Tally up how many lines in the listing below contain the string "share", and give only the total.
•••••
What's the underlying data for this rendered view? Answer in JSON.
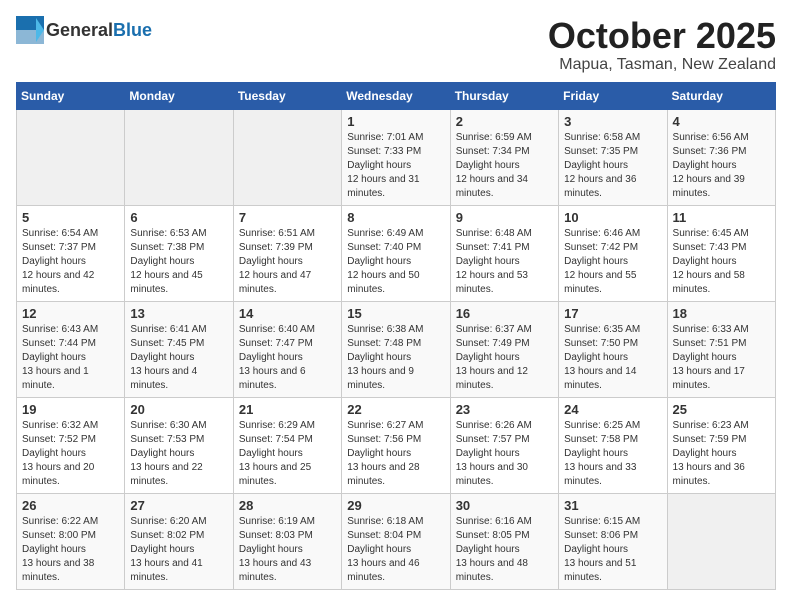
{
  "header": {
    "logo_general": "General",
    "logo_blue": "Blue",
    "month": "October 2025",
    "location": "Mapua, Tasman, New Zealand"
  },
  "days_of_week": [
    "Sunday",
    "Monday",
    "Tuesday",
    "Wednesday",
    "Thursday",
    "Friday",
    "Saturday"
  ],
  "weeks": [
    [
      {
        "day": "",
        "empty": true
      },
      {
        "day": "",
        "empty": true
      },
      {
        "day": "",
        "empty": true
      },
      {
        "day": "1",
        "sunrise": "7:01 AM",
        "sunset": "7:33 PM",
        "daylight": "12 hours and 31 minutes."
      },
      {
        "day": "2",
        "sunrise": "6:59 AM",
        "sunset": "7:34 PM",
        "daylight": "12 hours and 34 minutes."
      },
      {
        "day": "3",
        "sunrise": "6:58 AM",
        "sunset": "7:35 PM",
        "daylight": "12 hours and 36 minutes."
      },
      {
        "day": "4",
        "sunrise": "6:56 AM",
        "sunset": "7:36 PM",
        "daylight": "12 hours and 39 minutes."
      }
    ],
    [
      {
        "day": "5",
        "sunrise": "6:54 AM",
        "sunset": "7:37 PM",
        "daylight": "12 hours and 42 minutes."
      },
      {
        "day": "6",
        "sunrise": "6:53 AM",
        "sunset": "7:38 PM",
        "daylight": "12 hours and 45 minutes."
      },
      {
        "day": "7",
        "sunrise": "6:51 AM",
        "sunset": "7:39 PM",
        "daylight": "12 hours and 47 minutes."
      },
      {
        "day": "8",
        "sunrise": "6:49 AM",
        "sunset": "7:40 PM",
        "daylight": "12 hours and 50 minutes."
      },
      {
        "day": "9",
        "sunrise": "6:48 AM",
        "sunset": "7:41 PM",
        "daylight": "12 hours and 53 minutes."
      },
      {
        "day": "10",
        "sunrise": "6:46 AM",
        "sunset": "7:42 PM",
        "daylight": "12 hours and 55 minutes."
      },
      {
        "day": "11",
        "sunrise": "6:45 AM",
        "sunset": "7:43 PM",
        "daylight": "12 hours and 58 minutes."
      }
    ],
    [
      {
        "day": "12",
        "sunrise": "6:43 AM",
        "sunset": "7:44 PM",
        "daylight": "13 hours and 1 minute."
      },
      {
        "day": "13",
        "sunrise": "6:41 AM",
        "sunset": "7:45 PM",
        "daylight": "13 hours and 4 minutes."
      },
      {
        "day": "14",
        "sunrise": "6:40 AM",
        "sunset": "7:47 PM",
        "daylight": "13 hours and 6 minutes."
      },
      {
        "day": "15",
        "sunrise": "6:38 AM",
        "sunset": "7:48 PM",
        "daylight": "13 hours and 9 minutes."
      },
      {
        "day": "16",
        "sunrise": "6:37 AM",
        "sunset": "7:49 PM",
        "daylight": "13 hours and 12 minutes."
      },
      {
        "day": "17",
        "sunrise": "6:35 AM",
        "sunset": "7:50 PM",
        "daylight": "13 hours and 14 minutes."
      },
      {
        "day": "18",
        "sunrise": "6:33 AM",
        "sunset": "7:51 PM",
        "daylight": "13 hours and 17 minutes."
      }
    ],
    [
      {
        "day": "19",
        "sunrise": "6:32 AM",
        "sunset": "7:52 PM",
        "daylight": "13 hours and 20 minutes."
      },
      {
        "day": "20",
        "sunrise": "6:30 AM",
        "sunset": "7:53 PM",
        "daylight": "13 hours and 22 minutes."
      },
      {
        "day": "21",
        "sunrise": "6:29 AM",
        "sunset": "7:54 PM",
        "daylight": "13 hours and 25 minutes."
      },
      {
        "day": "22",
        "sunrise": "6:27 AM",
        "sunset": "7:56 PM",
        "daylight": "13 hours and 28 minutes."
      },
      {
        "day": "23",
        "sunrise": "6:26 AM",
        "sunset": "7:57 PM",
        "daylight": "13 hours and 30 minutes."
      },
      {
        "day": "24",
        "sunrise": "6:25 AM",
        "sunset": "7:58 PM",
        "daylight": "13 hours and 33 minutes."
      },
      {
        "day": "25",
        "sunrise": "6:23 AM",
        "sunset": "7:59 PM",
        "daylight": "13 hours and 36 minutes."
      }
    ],
    [
      {
        "day": "26",
        "sunrise": "6:22 AM",
        "sunset": "8:00 PM",
        "daylight": "13 hours and 38 minutes."
      },
      {
        "day": "27",
        "sunrise": "6:20 AM",
        "sunset": "8:02 PM",
        "daylight": "13 hours and 41 minutes."
      },
      {
        "day": "28",
        "sunrise": "6:19 AM",
        "sunset": "8:03 PM",
        "daylight": "13 hours and 43 minutes."
      },
      {
        "day": "29",
        "sunrise": "6:18 AM",
        "sunset": "8:04 PM",
        "daylight": "13 hours and 46 minutes."
      },
      {
        "day": "30",
        "sunrise": "6:16 AM",
        "sunset": "8:05 PM",
        "daylight": "13 hours and 48 minutes."
      },
      {
        "day": "31",
        "sunrise": "6:15 AM",
        "sunset": "8:06 PM",
        "daylight": "13 hours and 51 minutes."
      },
      {
        "day": "",
        "empty": true
      }
    ]
  ],
  "labels": {
    "sunrise": "Sunrise:",
    "sunset": "Sunset:",
    "daylight": "Daylight hours"
  }
}
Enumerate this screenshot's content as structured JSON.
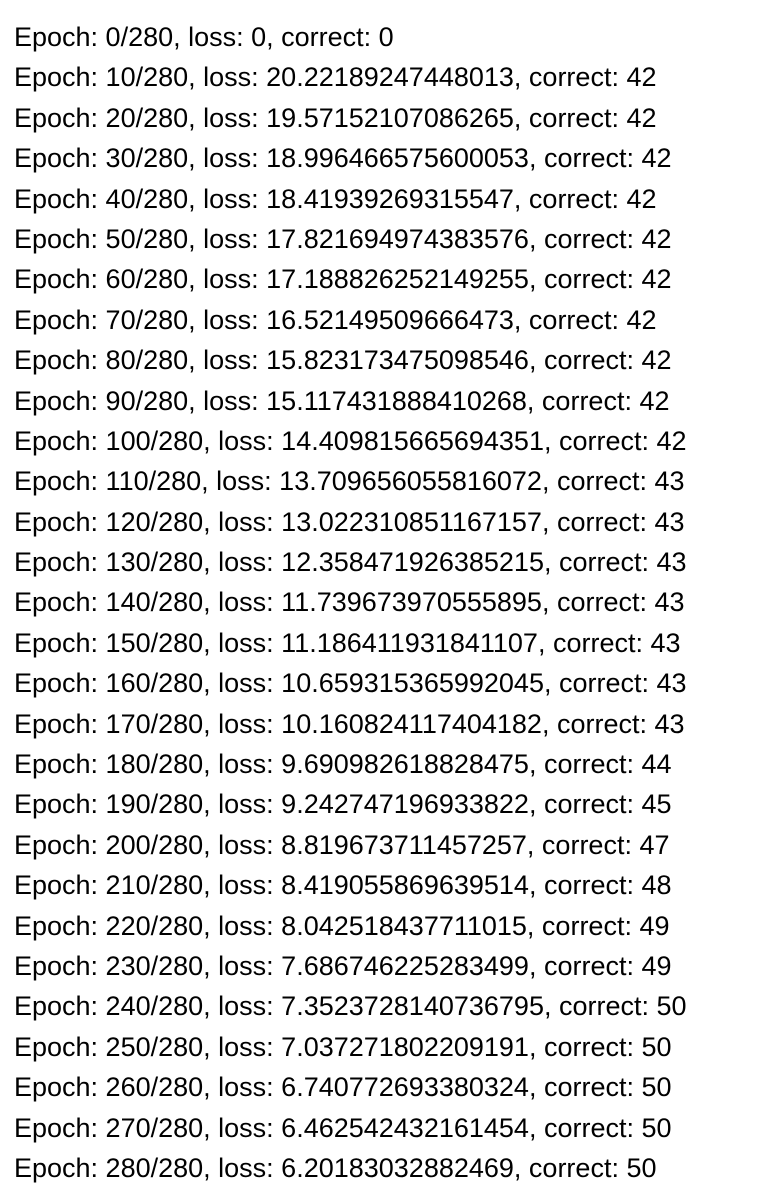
{
  "log": {
    "lines": [
      "Epoch: 0/280, loss: 0, correct: 0",
      "Epoch: 10/280, loss: 20.22189247448013, correct: 42",
      "Epoch: 20/280, loss: 19.57152107086265, correct: 42",
      "Epoch: 30/280, loss: 18.996466575600053, correct: 42",
      "Epoch: 40/280, loss: 18.41939269315547, correct: 42",
      "Epoch: 50/280, loss: 17.821694974383576, correct: 42",
      "Epoch: 60/280, loss: 17.188826252149255, correct: 42",
      "Epoch: 70/280, loss: 16.52149509666473, correct: 42",
      "Epoch: 80/280, loss: 15.823173475098546, correct: 42",
      "Epoch: 90/280, loss: 15.117431888410268, correct: 42",
      "Epoch: 100/280, loss: 14.409815665694351, correct: 42",
      "Epoch: 110/280, loss: 13.709656055816072, correct: 43",
      "Epoch: 120/280, loss: 13.022310851167157, correct: 43",
      "Epoch: 130/280, loss: 12.358471926385215, correct: 43",
      "Epoch: 140/280, loss: 11.739673970555895, correct: 43",
      "Epoch: 150/280, loss: 11.186411931841107, correct: 43",
      "Epoch: 160/280, loss: 10.659315365992045, correct: 43",
      "Epoch: 170/280, loss: 10.160824117404182, correct: 43",
      "Epoch: 180/280, loss: 9.690982618828475, correct: 44",
      "Epoch: 190/280, loss: 9.242747196933822, correct: 45",
      "Epoch: 200/280, loss: 8.819673711457257, correct: 47",
      "Epoch: 210/280, loss: 8.419055869639514, correct: 48",
      "Epoch: 220/280, loss: 8.042518437711015, correct: 49",
      "Epoch: 230/280, loss: 7.686746225283499, correct: 49",
      "Epoch: 240/280, loss: 7.3523728140736795, correct: 50",
      "Epoch: 250/280, loss: 7.037271802209191, correct: 50",
      "Epoch: 260/280, loss: 6.740772693380324, correct: 50",
      "Epoch: 270/280, loss: 6.462542432161454, correct: 50",
      "Epoch: 280/280, loss: 6.20183032882469, correct: 50"
    ]
  }
}
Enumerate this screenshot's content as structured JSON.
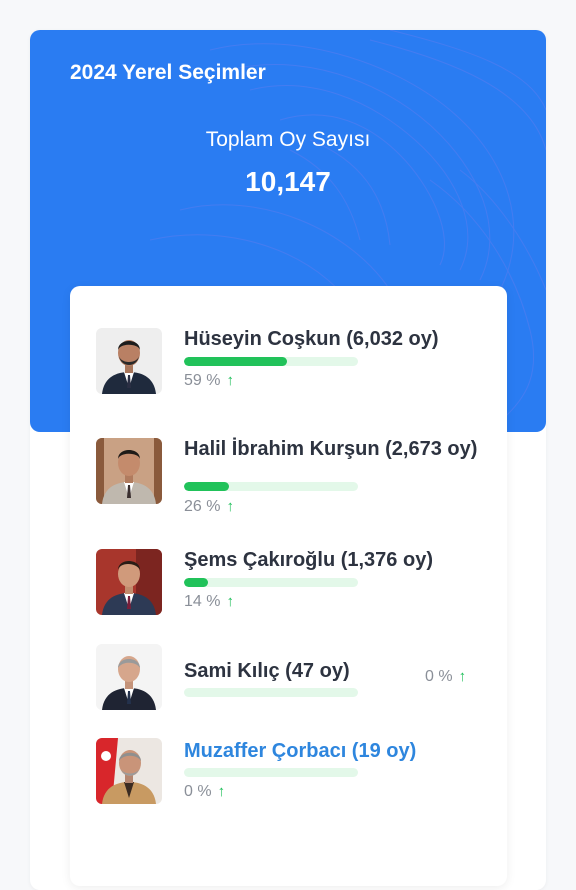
{
  "header": {
    "title": "2024 Yerel Seçimler",
    "total_label": "Toplam Oy Sayısı",
    "total_value": "10,147"
  },
  "colors": {
    "hero_background": "#2a7cf2",
    "bar_fill": "#21c25a",
    "bar_track": "#e3f8e9",
    "trend_up": "#1fbf5a",
    "link": "#2e86de"
  },
  "candidates": [
    {
      "name": "Hüseyin Coşkun (6,032 oy)",
      "percent_label": "59 %",
      "share": 0.59,
      "trend_icon": "arrow-up-icon"
    },
    {
      "name": "Halil İbrahim Kurşun (2,673 oy)",
      "percent_label": "26 %",
      "share": 0.26,
      "trend_icon": "arrow-up-icon"
    },
    {
      "name": "Şems Çakıroğlu (1,376 oy)",
      "percent_label": "14 %",
      "share": 0.14,
      "trend_icon": "arrow-up-icon"
    },
    {
      "name": "Sami Kılıç (47 oy)",
      "percent_label": "0 %",
      "share": 0.0,
      "trend_icon": "arrow-up-icon"
    },
    {
      "name": "Muzaffer Çorbacı (19 oy)",
      "percent_label": "0 %",
      "share": 0.0,
      "trend_icon": "arrow-up-icon"
    }
  ]
}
•••••
• Final result:
5